[WHAT YOU WILL DO] List all lines in the material below that contain "screenshot".
Start DATA
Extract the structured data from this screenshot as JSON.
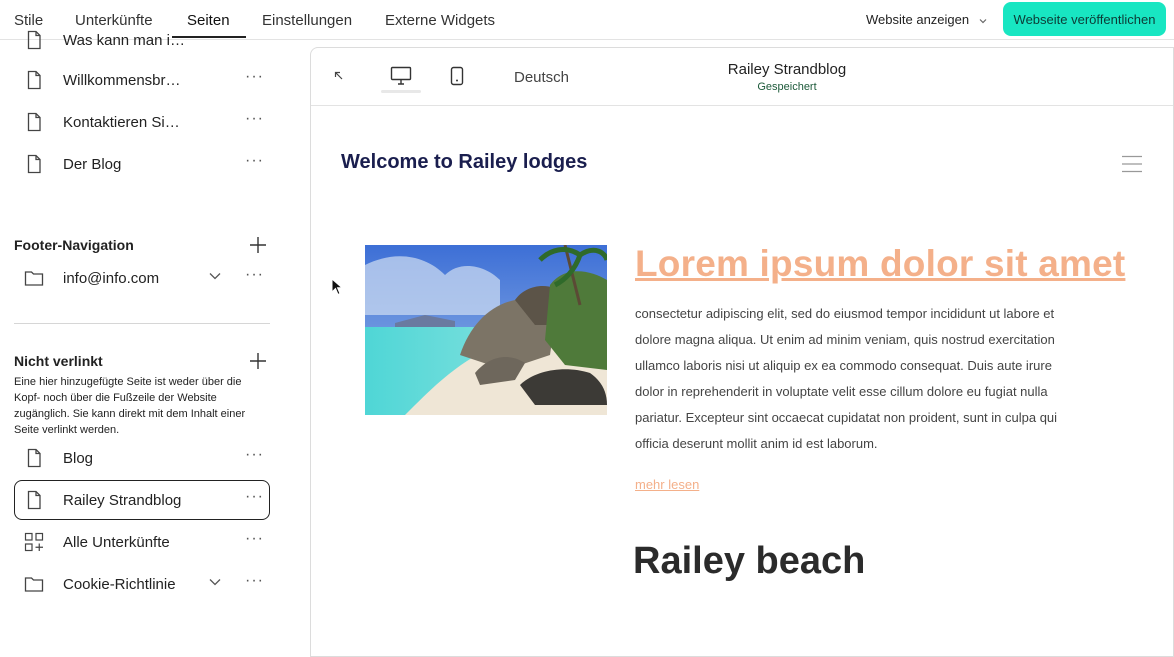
{
  "topnav": {
    "tabs": [
      {
        "label": "Stile"
      },
      {
        "label": "Unterkünfte"
      },
      {
        "label": "Seiten"
      },
      {
        "label": "Einstellungen"
      },
      {
        "label": "Externe Widgets"
      }
    ],
    "active_tab": "Seiten",
    "view_site": "Website anzeigen",
    "publish": "Webseite veröffentlichen"
  },
  "sidebar": {
    "header_items": [
      {
        "label": "Was kann man i…",
        "icon": "page-icon"
      },
      {
        "label": "Willkommensbr…",
        "icon": "page-icon"
      },
      {
        "label": "Kontaktieren Si…",
        "icon": "page-icon"
      },
      {
        "label": "Der Blog",
        "icon": "page-icon"
      }
    ],
    "footer_title": "Footer-Navigation",
    "footer_items": [
      {
        "label": "info@info.com",
        "icon": "folder-icon",
        "expandable": true
      }
    ],
    "unlinked_title": "Nicht verlinkt",
    "unlinked_description": "Eine hier hinzugefügte Seite ist weder über die Kopf- noch über die Fußzeile der Website zugänglich. Sie kann direkt mit dem Inhalt einer Seite verlinkt werden.",
    "unlinked_items": [
      {
        "label": "Blog",
        "icon": "page-icon"
      },
      {
        "label": "Railey Strandblog",
        "icon": "page-icon",
        "selected": true
      },
      {
        "label": "Alle Unterkünfte",
        "icon": "grid-icon"
      },
      {
        "label": "Cookie-Richtlinie",
        "icon": "folder-icon",
        "expandable": true
      }
    ],
    "more": "···"
  },
  "editor": {
    "language": "Deutsch",
    "page_name": "Railey Strandblog",
    "status": "Gespeichert"
  },
  "preview": {
    "site_title": "Welcome to Railey lodges",
    "post_title": "Lorem ipsum dolor sit amet",
    "post_body": "consectetur adipiscing elit, sed do eiusmod tempor incididunt ut labore et dolore magna aliqua. Ut enim ad minim veniam, quis nostrud exercitation ullamco laboris nisi ut aliquip ex ea commodo consequat. Duis aute irure dolor in reprehenderit in voluptate velit esse cillum dolore eu fugiat nulla pariatur. Excepteur sint occaecat cupidatat non proident, sunt in culpa qui officia deserunt mollit anim id est laborum.",
    "read_more": "mehr lesen",
    "section_title": "Railey beach"
  },
  "colors": {
    "accent": "#18e6c2",
    "post_title": "#f4b08a",
    "site_title": "#1a1e4e"
  }
}
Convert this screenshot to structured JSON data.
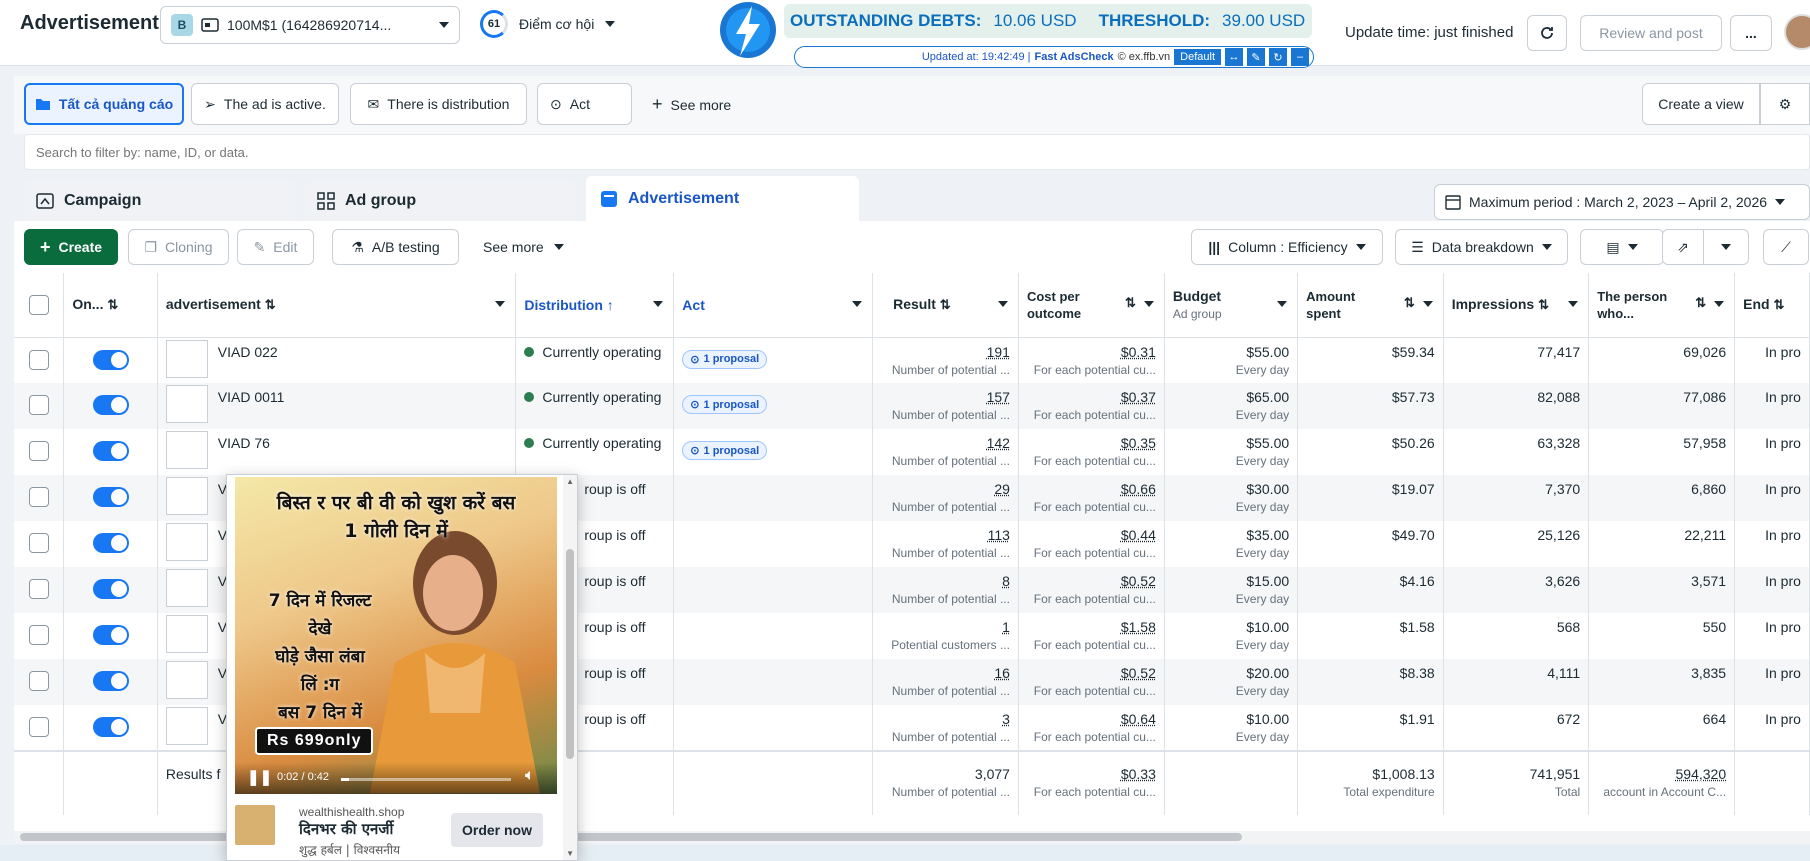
End DATA
[RESULT]
Extract the structured data from this screenshot as JSON.
Convert this screenshot to structured JSON data.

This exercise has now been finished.